** Begin Data section **

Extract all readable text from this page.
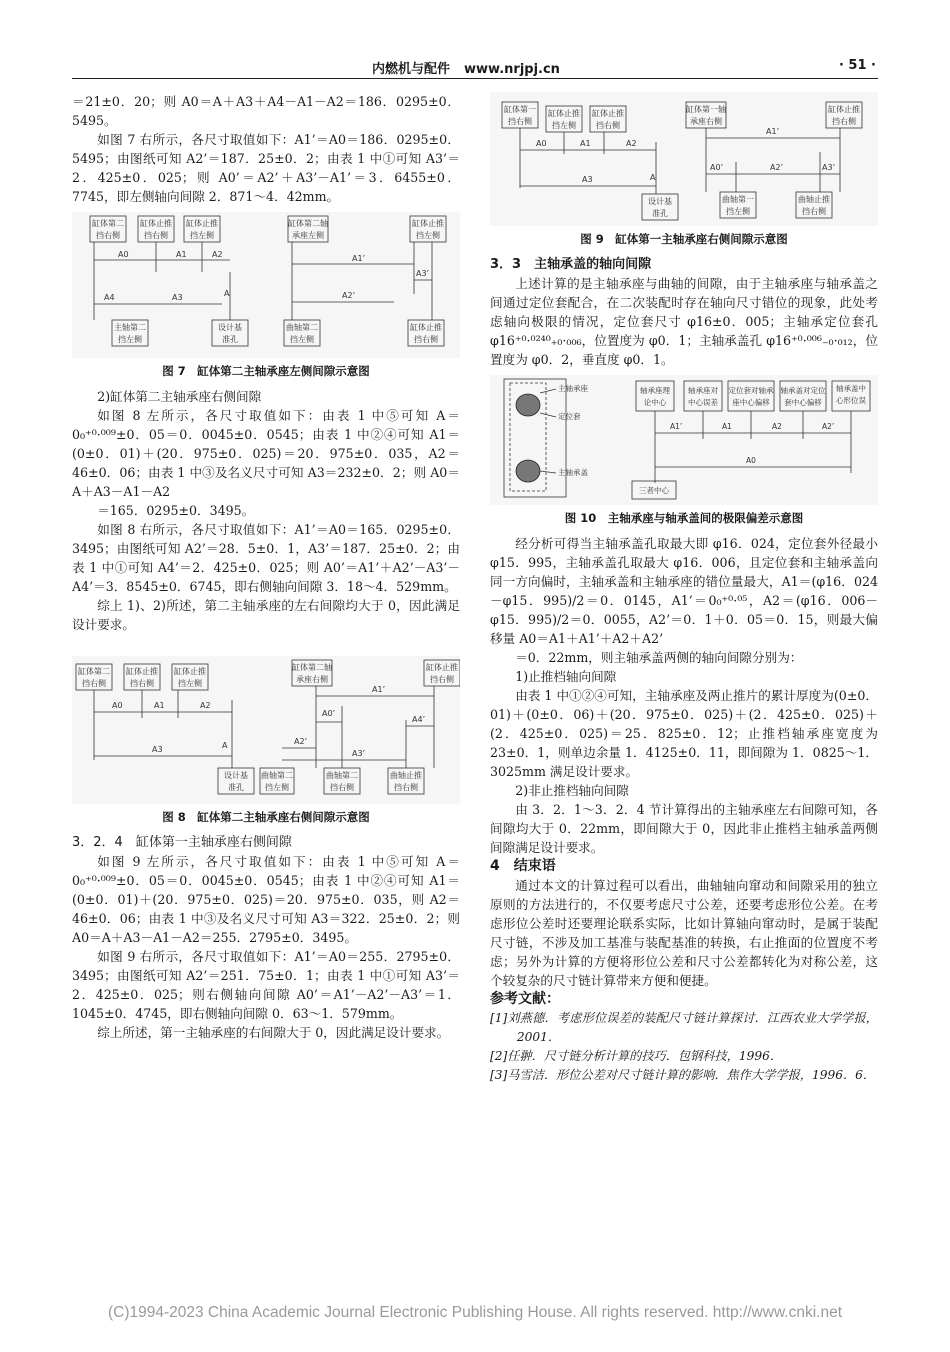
内燃机与配件 www.nrjpj.cn	· 51 ·

＝21±0．20；则 A0＝A＋A3＋A4－A1－A2＝186．0295±0．5495。

如图 7 右所示，各尺寸取值如下：A1’＝A0＝186．0295±0．5495；由图纸可知 A2’＝187．25±0．2；由表 1 中①可知 A3’＝2．425±0．025；则 A0’＝A2’＋A3’－A1’＝3．6455±0．7745，即左侧轴向间隙 2．871～4．42mm。

缸体第二
挡右侧
缸体止推
挡右侧
缸体止推
挡左侧
A0	A1	A2
A4	A3	A
主轴第二
挡左侧
设计基
准孔
缸体第二轴
承座左侧
缸体止推
挡左侧
A1’
A3’
A2’
曲轴第二
挡左侧
缸体止推
挡右侧
图 7　缸体第二主轴承座左侧间隙示意图

2)缸体第二主轴承座右侧间隙

如图 8 左所示，各尺寸取值如下：由表 1 中⑤可知 A＝0₀⁺⁰·⁰⁰⁹±0．05＝0．0045±0．0545；由表 1 中②④可知 A1＝(0±0．01)＋(20．975±0．025)＝20．975±0．035，A2＝46±0．06；由表 1 中③及名义尺寸可知 A3＝232±0．2；则 A0＝A＋A3－A1－A2

＝165．0295±0．3495。

如图 8 右所示，各尺寸取值如下：A1’＝A0＝165．0295±0．3495；由图纸可知 A2’＝28．5±0．1，A3’＝187．25±0．2；由表 1 中①可知 A4’＝2．425±0．025；则 A0’＝A1’＋A2’－A3’－A4’＝3．8545±0．6745，即右侧轴向间隙 3．18～4．529mm。

综上 1)、2)所述，第二主轴承座的左右间隙均大于 0，因此满足设计要求。

缸体第二
挡右侧
缸体止推
挡右侧
缸体止推
挡左侧
A0	A1	A2
A3	A
设计基
准孔
缸体第二轴
承座右侧
缸体止推
挡右侧
A1’
A0’
A4’
A2’
A3’
曲轴第二
挡左侧
曲轴第二
挡右侧
曲轴止推
挡右侧
图 8　缸体第二主轴承座右侧间隙示意图

3．2．4　缸体第一主轴承座右侧间隙

如图 9 左所示，各尺寸取值如下：由表 1 中⑤可知 A＝0₀⁺⁰·⁰⁰⁹±0．05＝0．0045±0．0545；由表 1 中②④可知 A1＝(0±0．01)＋(20．975±0．025)＝20．975±0．035，则 A2＝46±0．06；由表 1 中③及名义尺寸可知 A3＝322．25±0．2；则 A0＝A＋A3－A1－A2＝255．2795±0．3495。

如图 9 右所示，各尺寸取值如下：A1’＝A0＝255．2795±0．3495；由图纸可知 A2’＝251．75±0．1；由表 1 中①可知 A3’＝2．425±0．025；则右侧轴向间隙 A0’＝A1’－A2’－A3’＝1．1045±0．4745，即右侧轴向间隙 0．63～1．579mm。

综上所述，第一主轴承座的右间隙大于 0，因此满足设计要求。

缸体第一
挡右侧
缸体止推
挡左侧
缸体止推
挡右侧
A0	A1	A2
A3	A
设计基
准孔
缸体第一轴
承座右侧
缸体止推
挡右侧
A1’
A0’	A2’	A3’
曲轴第一
挡左侧
曲轴止推
挡右侧
图 9　缸体第一主轴承座右侧间隙示意图

3．3　主轴承盖的轴向间隙

上述计算的是主轴承座与曲轴的间隙，由于主轴承座与轴承盖之间通过定位套配合，在二次装配时存在轴向尺寸错位的现象，此处考虑轴向极限的情况，定位套尺寸 φ16±0．005；主轴承定位套孔 φ16⁺⁰·⁰²⁴⁰₊₀·₀₀₆，位置度为 φ0．1；主轴承盖孔 φ16⁺⁰·⁰⁰⁶₋₀·₀₁₂，位置度为 φ0．2，垂直度 φ0．1。

主轴承座
定位套
主轴承盖
轴承座理
论中心
轴承座对
中心误差
定位套对轴承
座中心偏移
轴承盖对定位
套中心偏移
轴承盖中
心形位误
A1’	A1	A2	A2’
A0
三者中心
图 10　主轴承座与轴承盖间的极限偏差示意图

经分析可得当主轴承盖孔取最大即 φ16．024，定位套外径最小 φ15．995，主轴承盖孔取最大 φ16．006，且定位套和主轴承盖向同一方向偏时，主轴承盖和主轴承座的错位量最大，A1＝(φ16．024－φ15．995)/2＝0．0145，A1’＝0₀⁺⁰·⁰⁵，A2＝(φ16．006－φ15．995)/2＝0．0055，A2’＝0．1＋0．05＝0．15，则最大偏移量 A0＝A1＋A1’＋A2＋A2’

＝0．22mm，则主轴承盖两侧的轴向间隙分别为：

1)止推档轴向间隙

由表 1 中①②④可知，主轴承座及两止推片的累计厚度为(0±0．01)＋(0±0．06)＋(20．975±0．025)＋(2．425±0．025)＋(2．425±0．025)＝25．825±0．12；止推档轴承座宽度为 23±0．1，则单边余量 1．4125±0．11，即间隙为 1．0825～1．3025mm 满足设计要求。

2)非止推档轴向间隙

由 3．2．1～3．2．4 节计算得出的主轴承座左右间隙可知，各间隙均大于 0．22mm，即间隙大于 0，因此非止推档主轴承盖两侧间隙满足设计要求。

4　结束语

通过本文的计算过程可以看出，曲轴轴向窜动和间隙采用的独立原则的方法进行的，不仅要考虑尺寸公差，还要考虑形位公差。在考虑形位公差时还要理论联系实际，比如计算轴向窜动时，是属于装配尺寸链，不涉及加工基准与装配基准的转换，右止推面的位置度不考虑；另外为计算的方便将形位公差和尺寸公差都转化为对称公差，这个较复杂的尺寸链计算带来方便和便捷。

参考文献：

[1]刘燕德．考虑形位误差的装配尺寸链计算探讨．江西农业大学学报，2001．

[2]任翀．尺寸链分析计算的技巧．包钢科技，1996．

[3]马雪洁．形位公差对尺寸链计算的影响．焦作大学学报，1996．6．

(C)1994-2023 China Academic Journal Electronic Publishing House. All rights reserved. http://www.cnki.net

** End Data section **

(Stated task) Extract every line of the data exactly; pictures stay out.

(Task result)
Extract all readable text from this page.
内燃机与配件 www.nrjpj.cn	· 51 ·

＝21±0．20；则 A0＝A＋A3＋A4－A1－A2＝186．0295±0．5495。

如图 7 右所示，各尺寸取值如下：A1’＝A0＝186．0295±0．5495；由图纸可知 A2’＝187．25±0．2；由表 1 中①可知 A3’＝2．425±0．025；则 A0’＝A2’＋A3’－A1’＝3．6455±0．7745，即左侧轴向间隙 2．871～4．42mm。

缸体第二
挡右侧
缸体止推
挡右侧
缸体止推
挡左侧
A0	A1	A2
A4	A3	A
主轴第二
挡左侧
设计基
准孔
缸体第二轴
承座左侧
缸体止推
挡左侧
A1’
A3’
A2’
曲轴第二
挡左侧
缸体止推
挡右侧
图 7　缸体第二主轴承座左侧间隙示意图

2)缸体第二主轴承座右侧间隙

如图 8 左所示，各尺寸取值如下：由表 1 中⑤可知 A＝0₀⁺⁰·⁰⁰⁹±0．05＝0．0045±0．0545；由表 1 中②④可知 A1＝(0±0．01)＋(20．975±0．025)＝20．975±0．035，A2＝46±0．06；由表 1 中③及名义尺寸可知 A3＝232±0．2；则 A0＝A＋A3－A1－A2

＝165．0295±0．3495。

如图 8 右所示，各尺寸取值如下：A1’＝A0＝165．0295±0．3495；由图纸可知 A2’＝28．5±0．1，A3’＝187．25±0．2；由表 1 中①可知 A4’＝2．425±0．025；则 A0’＝A1’＋A2’－A3’－A4’＝3．8545±0．6745，即右侧轴向间隙 3．18～4．529mm。

综上 1)、2)所述，第二主轴承座的左右间隙均大于 0，因此满足设计要求。

缸体第二
挡右侧
缸体止推
挡右侧
缸体止推
挡左侧
A0	A1	A2
A3	A
设计基
准孔
缸体第二轴
承座右侧
缸体止推
挡右侧
A1’
A0’
A4’
A2’
A3’
曲轴第二
挡左侧
曲轴第二
挡右侧
曲轴止推
挡右侧
图 8　缸体第二主轴承座右侧间隙示意图

3．2．4　缸体第一主轴承座右侧间隙

如图 9 左所示，各尺寸取值如下：由表 1 中⑤可知 A＝0₀⁺⁰·⁰⁰⁹±0．05＝0．0045±0．0545；由表 1 中②④可知 A1＝(0±0．01)＋(20．975±0．025)＝20．975±0．035，则 A2＝46±0．06；由表 1 中③及名义尺寸可知 A3＝322．25±0．2；则 A0＝A＋A3－A1－A2＝255．2795±0．3495。

如图 9 右所示，各尺寸取值如下：A1’＝A0＝255．2795±0．3495；由图纸可知 A2’＝251．75±0．1；由表 1 中①可知 A3’＝2．425±0．025；则右侧轴向间隙 A0’＝A1’－A2’－A3’＝1．1045±0．4745，即右侧轴向间隙 0．63～1．579mm。

综上所述，第一主轴承座的右间隙大于 0，因此满足设计要求。

缸体第一
挡右侧
缸体止推
挡左侧
缸体止推
挡右侧
A0	A1	A2
A3	A
设计基
准孔
缸体第一轴
承座右侧
缸体止推
挡右侧
A1’
A0’	A2’	A3’
曲轴第一
挡左侧
曲轴止推
挡右侧
图 9　缸体第一主轴承座右侧间隙示意图

3．3　主轴承盖的轴向间隙

上述计算的是主轴承座与曲轴的间隙，由于主轴承座与轴承盖之间通过定位套配合，在二次装配时存在轴向尺寸错位的现象，此处考虑轴向极限的情况，定位套尺寸 φ16±0．005；主轴承定位套孔 φ16⁺⁰·⁰²⁴⁰₊₀·₀₀₆，位置度为 φ0．1；主轴承盖孔 φ16⁺⁰·⁰⁰⁶₋₀·₀₁₂，位置度为 φ0．2，垂直度 φ0．1。

主轴承座
定位套
主轴承盖
轴承座理
论中心
轴承座对
中心误差
定位套对轴承
座中心偏移
轴承盖对定位
套中心偏移
轴承盖中
心形位误
A1’	A1	A2	A2’
A0
三者中心
图 10　主轴承座与轴承盖间的极限偏差示意图

经分析可得当主轴承盖孔取最大即 φ16．024，定位套外径最小 φ15．995，主轴承盖孔取最大 φ16．006，且定位套和主轴承盖向同一方向偏时，主轴承盖和主轴承座的错位量最大，A1＝(φ16．024－φ15．995)/2＝0．0145，A1’＝0₀⁺⁰·⁰⁵，A2＝(φ16．006－φ15．995)/2＝0．0055，A2’＝0．1＋0．05＝0．15，则最大偏移量 A0＝A1＋A1’＋A2＋A2’

＝0．22mm，则主轴承盖两侧的轴向间隙分别为：

1)止推档轴向间隙

由表 1 中①②④可知，主轴承座及两止推片的累计厚度为(0±0．01)＋(0±0．06)＋(20．975±0．025)＋(2．425±0．025)＋(2．425±0．025)＝25．825±0．12；止推档轴承座宽度为 23±0．1，则单边余量 1．4125±0．11，即间隙为 1．0825～1．3025mm 满足设计要求。

2)非止推档轴向间隙

由 3．2．1～3．2．4 节计算得出的主轴承座左右间隙可知，各间隙均大于 0．22mm，即间隙大于 0，因此非止推档主轴承盖两侧间隙满足设计要求。

4　结束语

通过本文的计算过程可以看出，曲轴轴向窜动和间隙采用的独立原则的方法进行的，不仅要考虑尺寸公差，还要考虑形位公差。在考虑形位公差时还要理论联系实际，比如计算轴向窜动时，是属于装配尺寸链，不涉及加工基准与装配基准的转换，右止推面的位置度不考虑；另外为计算的方便将形位公差和尺寸公差都转化为对称公差，这个较复杂的尺寸链计算带来方便和便捷。

参考文献：

[1]刘燕德．考虑形位误差的装配尺寸链计算探讨．江西农业大学学报，2001．

[2]任翀．尺寸链分析计算的技巧．包钢科技，1996．

[3]马雪洁．形位公差对尺寸链计算的影响．焦作大学学报，1996．6．

(C)1994-2023 China Academic Journal Electronic Publishing House. All rights reserved. http://www.cnki.net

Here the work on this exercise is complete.